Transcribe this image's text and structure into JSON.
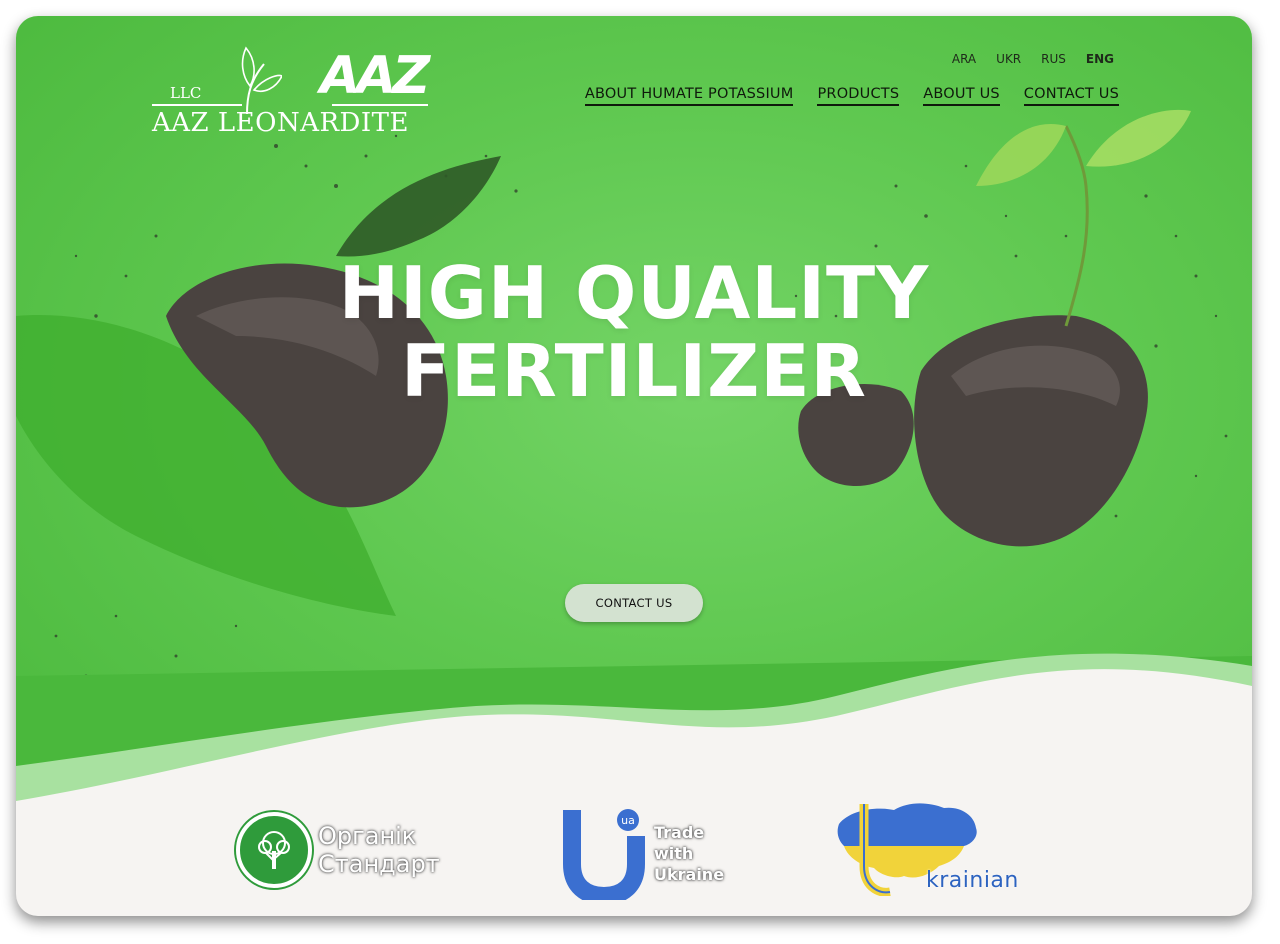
{
  "brand": {
    "llc": "LLC",
    "name": "AAZ LEONARDITE",
    "mark": "AAZ"
  },
  "languages": [
    {
      "label": "ARA",
      "active": false
    },
    {
      "label": "UKR",
      "active": false
    },
    {
      "label": "RUS",
      "active": false
    },
    {
      "label": "ENG",
      "active": true
    }
  ],
  "nav": {
    "items": [
      "ABOUT HUMATE POTASSIUM",
      "PRODUCTS",
      "ABOUT US",
      "CONTACT US"
    ]
  },
  "hero": {
    "headline_line1": "HIGH QUALITY",
    "headline_line2": "FERTILIZER",
    "cta_label": "CONTACT US"
  },
  "partners": {
    "organic": {
      "line1": "Органік",
      "line2": "Стандарт",
      "icon": "tree-icon"
    },
    "trade": {
      "badge": "ua",
      "line1": "Trade",
      "line2": "with",
      "line3": "Ukraine"
    },
    "ukrainian": {
      "label": "krainian",
      "icon": "ukraine-map-icon"
    }
  },
  "colors": {
    "hero_green": "#5fc850",
    "cta_bg": "#d3e2d0",
    "nav_text": "#0f1a0c",
    "footer_bg": "#f6f4f2",
    "trade_blue": "#3b6fd0",
    "ukraine_yellow": "#f1d33a"
  }
}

************

* [Stated task] Check each line of the records for the word "icon" and extract those that contain it.

* [Final result]
      "icon": "tree-icon"
      "icon": "ukraine-map-icon"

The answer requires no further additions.